What needs to be done —
Please copy every line of the records below that holds the word "Билчев".
== Records for this exercise ==
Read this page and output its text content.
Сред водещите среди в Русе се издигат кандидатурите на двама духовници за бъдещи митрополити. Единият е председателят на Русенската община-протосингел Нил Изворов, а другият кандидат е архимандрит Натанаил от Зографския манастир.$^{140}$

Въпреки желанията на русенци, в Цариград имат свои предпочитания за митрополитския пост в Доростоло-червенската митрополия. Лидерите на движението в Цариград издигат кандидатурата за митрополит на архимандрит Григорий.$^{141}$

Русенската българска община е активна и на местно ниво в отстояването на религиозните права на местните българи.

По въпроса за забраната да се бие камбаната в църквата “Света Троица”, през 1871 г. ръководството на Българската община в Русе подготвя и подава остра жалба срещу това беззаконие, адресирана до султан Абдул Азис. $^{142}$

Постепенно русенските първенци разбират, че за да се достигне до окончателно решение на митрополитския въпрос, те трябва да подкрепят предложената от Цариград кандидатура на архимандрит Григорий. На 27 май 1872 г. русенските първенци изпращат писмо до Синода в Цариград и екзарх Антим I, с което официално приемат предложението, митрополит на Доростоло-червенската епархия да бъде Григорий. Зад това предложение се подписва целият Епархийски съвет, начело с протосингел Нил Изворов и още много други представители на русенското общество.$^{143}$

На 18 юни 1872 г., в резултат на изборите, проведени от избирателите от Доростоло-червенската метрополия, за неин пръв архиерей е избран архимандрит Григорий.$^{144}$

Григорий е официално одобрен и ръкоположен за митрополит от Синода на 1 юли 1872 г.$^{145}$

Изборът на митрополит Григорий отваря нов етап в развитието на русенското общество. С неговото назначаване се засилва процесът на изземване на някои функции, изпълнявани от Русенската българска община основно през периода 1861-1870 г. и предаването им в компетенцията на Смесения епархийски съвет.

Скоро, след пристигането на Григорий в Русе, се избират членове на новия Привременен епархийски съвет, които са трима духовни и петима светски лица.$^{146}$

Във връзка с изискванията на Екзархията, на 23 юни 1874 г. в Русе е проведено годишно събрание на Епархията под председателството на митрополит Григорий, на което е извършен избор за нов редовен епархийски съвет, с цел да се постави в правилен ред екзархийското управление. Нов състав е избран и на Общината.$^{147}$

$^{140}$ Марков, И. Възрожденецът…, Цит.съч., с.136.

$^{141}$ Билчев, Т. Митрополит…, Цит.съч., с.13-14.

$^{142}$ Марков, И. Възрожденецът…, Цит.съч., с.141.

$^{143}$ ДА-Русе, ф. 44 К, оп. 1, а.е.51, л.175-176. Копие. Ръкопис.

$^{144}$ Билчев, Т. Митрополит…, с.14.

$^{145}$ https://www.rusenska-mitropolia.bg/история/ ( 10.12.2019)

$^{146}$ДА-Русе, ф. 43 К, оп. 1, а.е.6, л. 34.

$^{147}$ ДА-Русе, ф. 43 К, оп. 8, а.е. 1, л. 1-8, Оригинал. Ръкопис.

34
===
Solution to the problem —
$^{141}$ Билчев, Т. Митрополит…, Цит.съч., с.13-14.
$^{144}$ Билчев, Т. Митрополит…, с.14.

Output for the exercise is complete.